## Exercise aim
Copy out all lines in the material below that contain the string "name".

## Data records
────────────────────
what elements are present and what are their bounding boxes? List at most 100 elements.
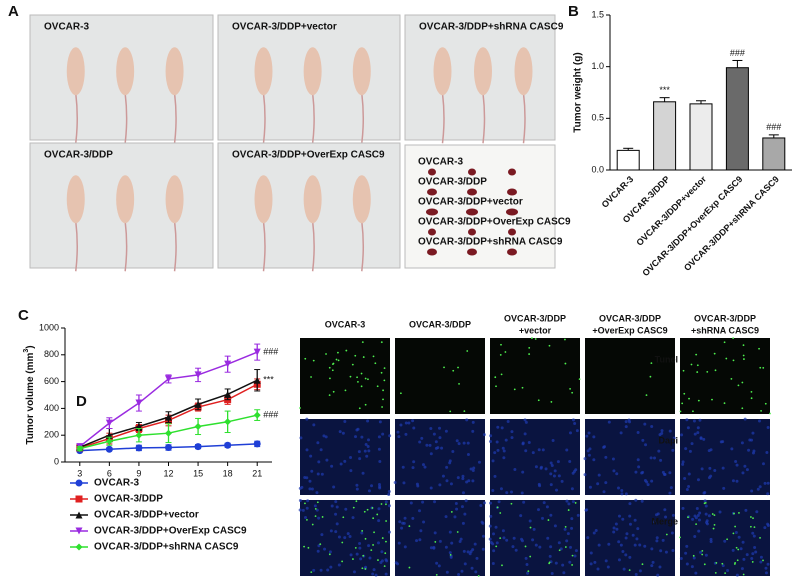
apoptotic-cell — [344, 389, 347, 392]
nucleus — [356, 427, 360, 431]
apoptotic-cell — [385, 520, 387, 522]
nucleus — [523, 432, 527, 436]
nucleus — [685, 562, 689, 566]
nucleus — [602, 490, 606, 494]
nucleus — [525, 563, 529, 567]
apoptotic-cell — [548, 561, 551, 564]
tumor — [506, 208, 518, 216]
nucleus — [372, 568, 376, 572]
nucleus — [703, 499, 707, 503]
apoptotic-cell — [408, 566, 411, 569]
mouse-tail — [173, 93, 177, 144]
bar — [689, 103, 713, 171]
apoptotic-cell — [734, 525, 737, 528]
nucleus — [425, 443, 429, 447]
nucleus — [301, 508, 305, 512]
nucleus — [384, 572, 388, 576]
apoptotic-cell — [500, 343, 502, 346]
nucleus — [694, 516, 698, 520]
nucleus — [305, 448, 309, 452]
nucleus — [707, 449, 711, 453]
nucleus — [567, 502, 571, 506]
nucleus — [690, 442, 694, 446]
apoptotic-cell — [510, 502, 513, 505]
nucleus — [692, 556, 696, 560]
nucleus — [636, 430, 640, 434]
apoptotic-cell — [501, 564, 503, 567]
apoptotic-cell — [752, 517, 754, 520]
nucleus — [735, 573, 739, 577]
tumor-label: OVCAR-3/DDP+shRNA CASC9 — [418, 237, 563, 248]
nucleus — [624, 536, 628, 540]
nucleus — [502, 449, 506, 453]
nucleus — [611, 457, 615, 461]
apoptotic-cell — [311, 523, 314, 526]
nucleus — [339, 462, 343, 466]
nucleus — [614, 522, 618, 526]
nucleus — [489, 514, 493, 518]
nucleus — [441, 474, 445, 478]
nucleus — [310, 487, 314, 491]
nucleus — [663, 508, 667, 512]
nucleus — [643, 422, 647, 426]
apoptotic-cell — [332, 390, 335, 393]
apoptotic-cell — [712, 527, 715, 530]
nucleus — [368, 556, 372, 560]
nucleus — [477, 460, 481, 464]
nucleus — [696, 426, 700, 430]
apoptotic-cell — [499, 353, 502, 356]
apoptotic-cell — [723, 341, 726, 344]
nucleus — [592, 458, 596, 462]
nucleus — [607, 542, 611, 546]
nucleus — [565, 499, 569, 503]
nucleus — [758, 419, 762, 423]
marker — [165, 413, 172, 421]
marker — [76, 445, 84, 453]
apoptotic-cell — [314, 515, 317, 518]
apoptotic-cell — [732, 532, 735, 535]
nucleus — [696, 431, 700, 435]
apoptotic-cell — [328, 394, 331, 397]
nucleus — [537, 448, 541, 452]
apoptotic-cell — [477, 574, 480, 577]
nucleus — [664, 550, 668, 554]
nucleus — [691, 517, 695, 521]
apoptotic-cell — [711, 513, 714, 515]
nucleus — [510, 430, 514, 434]
nucleus — [619, 431, 623, 435]
nucleus — [444, 515, 448, 519]
nucleus — [511, 545, 515, 549]
nucleus — [377, 507, 381, 511]
nucleus — [586, 536, 590, 540]
nucleus — [411, 516, 415, 520]
nucleus — [687, 472, 691, 476]
photo-label: OVCAR-3/DDP — [44, 150, 113, 161]
nucleus — [549, 461, 553, 465]
apoptotic-cell — [399, 392, 402, 395]
nucleus — [360, 531, 364, 535]
nucleus — [429, 486, 433, 490]
nucleus — [592, 531, 596, 535]
nucleus — [365, 454, 369, 458]
nucleus — [604, 455, 608, 459]
nucleus — [358, 457, 362, 461]
apoptotic-cell — [356, 376, 358, 379]
nucleus — [531, 538, 535, 542]
nucleus — [506, 419, 510, 423]
mouse-tail — [262, 93, 266, 144]
nucleus — [641, 438, 645, 442]
column-header: +shRNA CASC9 — [691, 325, 759, 335]
apoptotic-cell — [714, 369, 717, 372]
nucleus — [699, 436, 703, 440]
nucleus — [636, 527, 640, 531]
nucleus — [551, 439, 555, 443]
nucleus — [388, 434, 392, 438]
nucleus — [379, 560, 383, 564]
nucleus — [745, 553, 749, 557]
y-tick-label: 800 — [44, 349, 59, 359]
apoptotic-cell — [762, 559, 764, 562]
nucleus — [759, 560, 763, 564]
nucleus — [471, 469, 475, 473]
nucleus — [622, 567, 626, 571]
nucleus — [411, 466, 415, 470]
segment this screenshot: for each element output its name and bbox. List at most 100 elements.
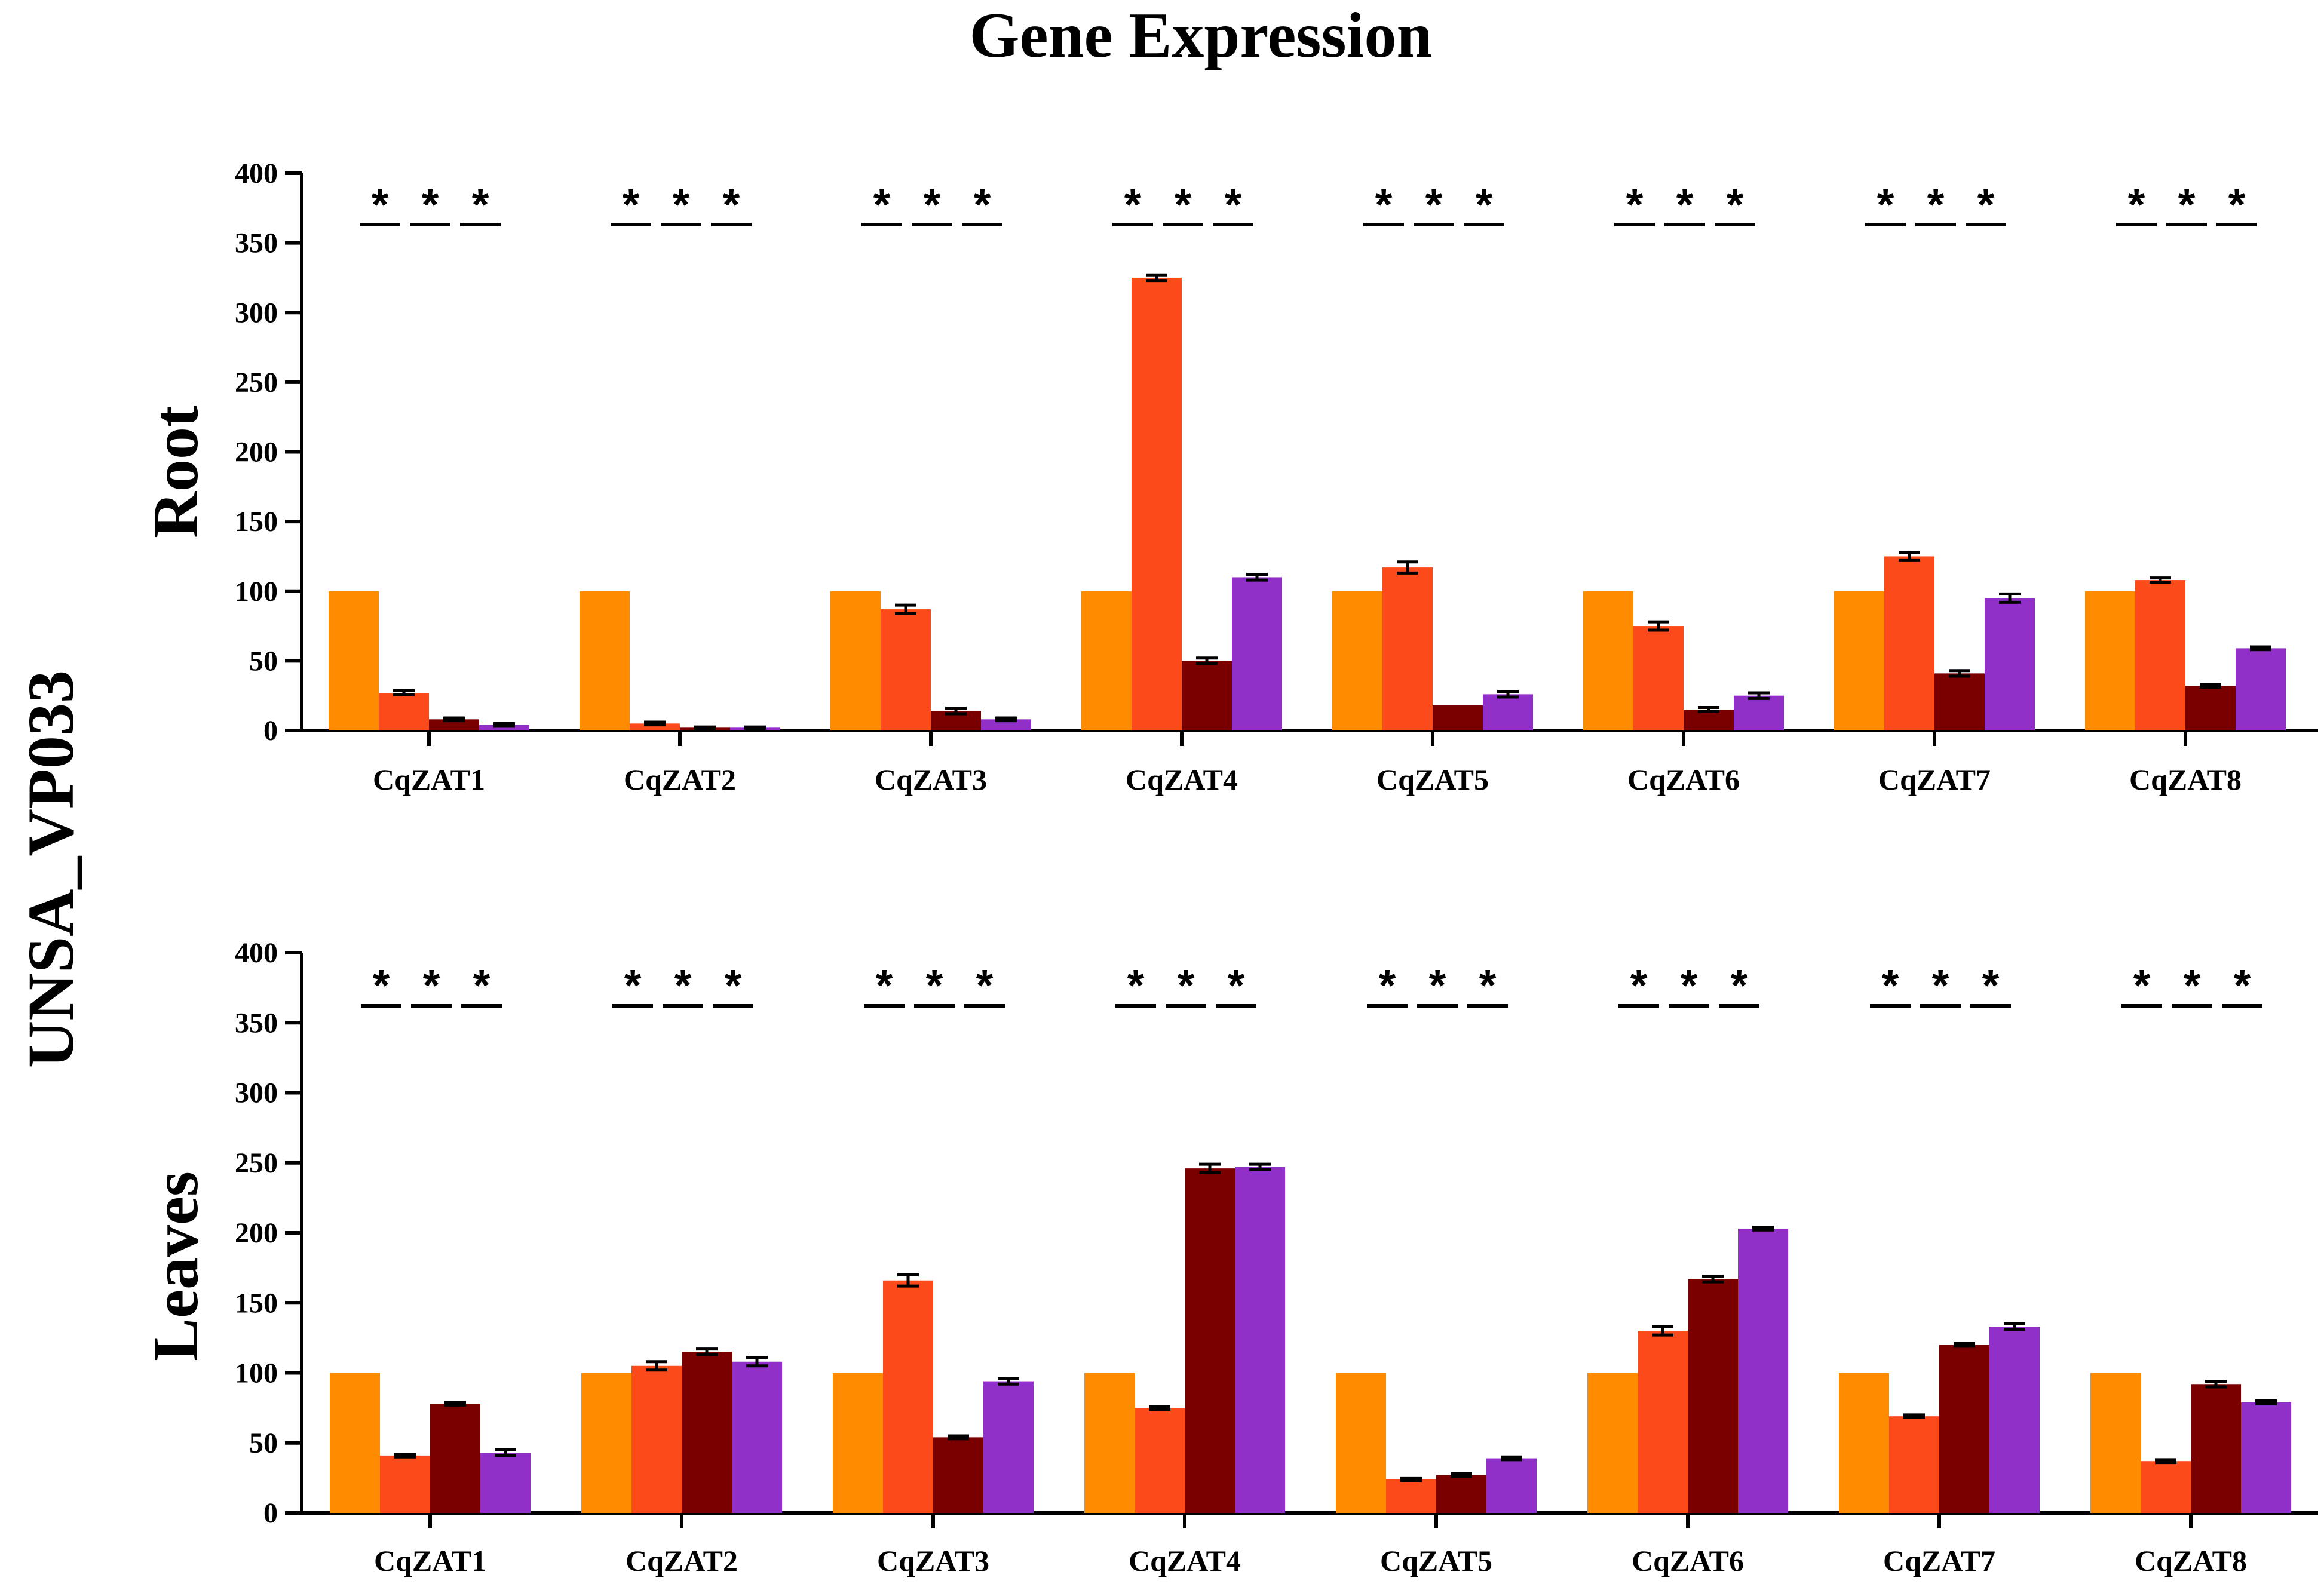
significance-star: * bbox=[1626, 180, 1644, 229]
significance-star: * bbox=[1127, 960, 1145, 1010]
significance-star: * bbox=[2234, 960, 2251, 1010]
bar-cqzat6-s1 bbox=[1583, 591, 1633, 730]
bar-cqzat4-s1 bbox=[1084, 1373, 1135, 1513]
category-label: CqZAT1 bbox=[373, 763, 485, 796]
significance-star: * bbox=[725, 960, 742, 1010]
significance-star: * bbox=[1932, 960, 1949, 1010]
bar-cqzat7-s2 bbox=[1889, 1416, 1939, 1513]
category-label: CqZAT5 bbox=[1380, 1544, 1492, 1577]
bar-cqzat7-s4 bbox=[1989, 1327, 2040, 1513]
bar-cqzat2-s1 bbox=[580, 591, 630, 730]
bar-cqzat8-s2 bbox=[2135, 580, 2185, 730]
category-label: CqZAT6 bbox=[1632, 1544, 1744, 1577]
category-label: CqZAT3 bbox=[877, 1544, 989, 1577]
significance-star: * bbox=[1429, 960, 1446, 1010]
bar-cqzat5-s2 bbox=[1382, 567, 1433, 730]
bar-cqzat2-s2 bbox=[630, 723, 680, 730]
bar-cqzat1-s2 bbox=[380, 1455, 430, 1513]
significance-star: * bbox=[876, 960, 893, 1010]
bar-cqzat4-s3 bbox=[1185, 1168, 1235, 1513]
panel-leaves: Leaves 0 50 100 150 200 250 300 350 400 CqZAT1 * * * C… bbox=[140, 937, 2318, 1577]
significance-star: * bbox=[2178, 180, 2196, 229]
y-tick-label: 150 bbox=[235, 506, 278, 538]
bar-cqzat8-s4 bbox=[2236, 648, 2286, 730]
bar-cqzat3-s2 bbox=[883, 1280, 933, 1513]
category-label: CqZAT8 bbox=[2129, 763, 2242, 796]
panel-root: Root 0 50 100 150 200 250 300 350 400 CqZAT1 * * * CqZ… bbox=[140, 158, 2318, 796]
significance-star: * bbox=[1982, 960, 2000, 1010]
bar-cqzat4-s2 bbox=[1132, 277, 1182, 730]
y-tick-label: 0 bbox=[263, 715, 278, 747]
category-label: CqZAT4 bbox=[1129, 1544, 1241, 1577]
category-label: CqZAT7 bbox=[1878, 763, 1991, 796]
bar-cqzat2-s4 bbox=[732, 1361, 782, 1513]
genotype-label: UNSA_VP033 bbox=[14, 670, 87, 1068]
bar-cqzat4-s3 bbox=[1182, 661, 1232, 730]
bar-cqzat4-s1 bbox=[1081, 591, 1132, 730]
bar-cqzat5-s1 bbox=[1332, 591, 1382, 730]
bar-cqzat1-s4 bbox=[480, 1453, 531, 1513]
bar-cqzat1-s1 bbox=[329, 591, 379, 730]
significance-star: * bbox=[1676, 180, 1694, 229]
significance-star: * bbox=[1225, 180, 1242, 229]
y-tick-label: 0 bbox=[263, 1497, 278, 1529]
significance-star: * bbox=[1379, 960, 1396, 1010]
bar-cqzat3-s1 bbox=[833, 1373, 883, 1513]
bar-cqzat3-s3 bbox=[933, 1437, 983, 1513]
bar-cqzat5-s2 bbox=[1386, 1479, 1436, 1513]
significance-star: * bbox=[976, 960, 994, 1010]
chart-title: Gene Expression bbox=[969, 0, 1432, 71]
significance-star: * bbox=[1727, 180, 1744, 229]
significance-star: * bbox=[624, 960, 642, 1010]
panel-ylabel: Root bbox=[140, 406, 211, 538]
bar-cqzat1-s3 bbox=[429, 719, 479, 730]
y-tick-label: 400 bbox=[235, 158, 278, 189]
significance-star: * bbox=[1178, 960, 1195, 1010]
bar-cqzat8-s2 bbox=[2141, 1461, 2191, 1513]
bar-cqzat6-s4 bbox=[1734, 695, 1784, 730]
y-tick-label: 300 bbox=[235, 297, 278, 329]
y-tick-label: 300 bbox=[235, 1078, 278, 1109]
significance-star: * bbox=[1425, 180, 1443, 229]
significance-star: * bbox=[924, 180, 941, 229]
significance-star: * bbox=[723, 180, 740, 229]
bar-cqzat8-s1 bbox=[2085, 591, 2135, 730]
significance-star: * bbox=[2133, 960, 2151, 1010]
bar-cqzat6-s3 bbox=[1688, 1279, 1738, 1513]
bar-cqzat5-s3 bbox=[1436, 1475, 1486, 1513]
significance-star: * bbox=[674, 960, 692, 1010]
significance-star: * bbox=[673, 180, 690, 229]
significance-star: * bbox=[1882, 960, 1899, 1010]
significance-star: * bbox=[373, 960, 390, 1010]
bar-cqzat8-s3 bbox=[2185, 686, 2236, 730]
significance-star: * bbox=[422, 180, 439, 229]
y-tick-label: 250 bbox=[235, 1147, 278, 1179]
significance-star: * bbox=[1731, 960, 1748, 1010]
bar-cqzat7-s4 bbox=[1985, 598, 2035, 730]
bar-cqzat6-s2 bbox=[1638, 1331, 1688, 1513]
y-tick-label: 200 bbox=[235, 1217, 278, 1249]
bar-cqzat2-s2 bbox=[631, 1365, 682, 1513]
category-label: CqZAT2 bbox=[624, 763, 736, 796]
significance-star: * bbox=[1977, 180, 1995, 229]
bar-cqzat5-s3 bbox=[1433, 705, 1483, 730]
category-label: CqZAT6 bbox=[1627, 763, 1740, 796]
bar-cqzat6-s2 bbox=[1633, 626, 1684, 730]
bar-cqzat4-s2 bbox=[1135, 1408, 1185, 1513]
significance-star: * bbox=[473, 960, 490, 1010]
bar-cqzat6-s1 bbox=[1587, 1373, 1638, 1513]
significance-star: * bbox=[372, 180, 389, 229]
significance-star: * bbox=[1375, 180, 1393, 229]
chart-panels: Root 0 50 100 150 200 250 300 350 400 CqZAT1 * * * CqZ… bbox=[140, 158, 2318, 1577]
bar-cqzat5-s4 bbox=[1483, 694, 1533, 730]
bar-cqzat7-s3 bbox=[1939, 1345, 1989, 1513]
bar-cqzat8-s1 bbox=[2090, 1373, 2141, 1513]
bar-cqzat7-s1 bbox=[1839, 1373, 1889, 1513]
bar-cqzat3-s4 bbox=[981, 719, 1031, 730]
significance-star: * bbox=[1228, 960, 1245, 1010]
y-tick-label: 100 bbox=[235, 1358, 278, 1389]
significance-star: * bbox=[873, 180, 891, 229]
panel-ylabel: Leaves bbox=[140, 1171, 211, 1361]
y-tick-label: 150 bbox=[235, 1287, 278, 1319]
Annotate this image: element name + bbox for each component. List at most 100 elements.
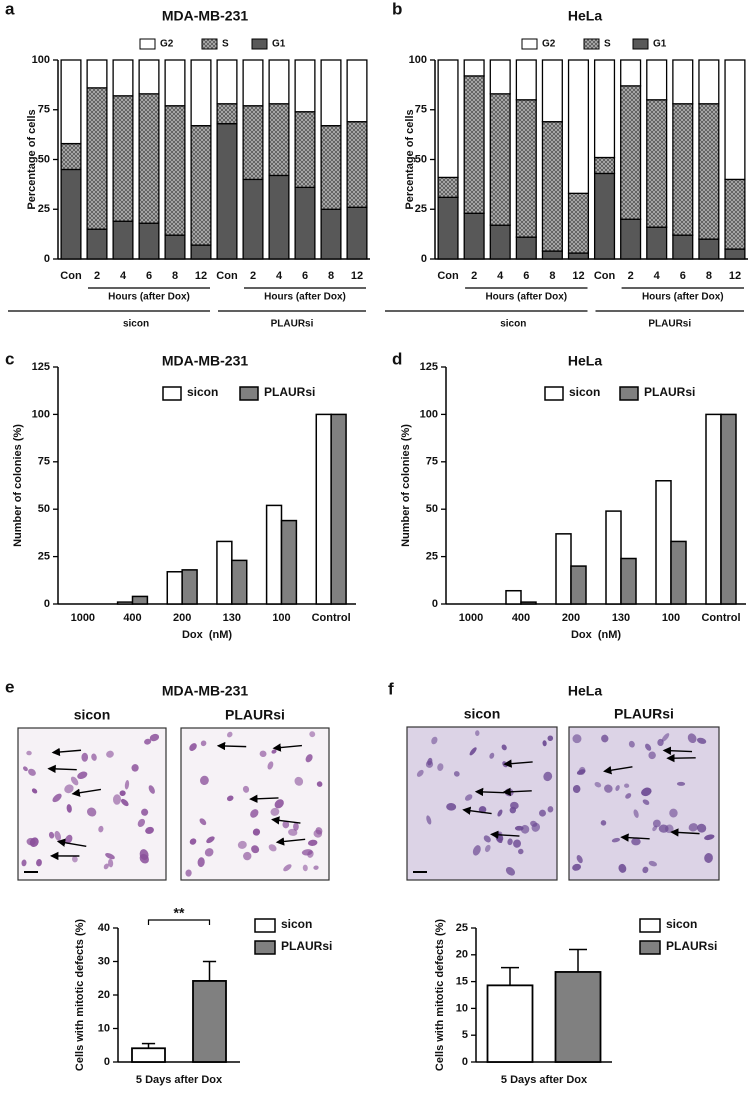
────────────────────
## Result for this exercise
segment this screenshot: for each element output its name and bbox. List at most 100 elements.
Annotate this image: element name + bbox for each component. List at most 100 elements.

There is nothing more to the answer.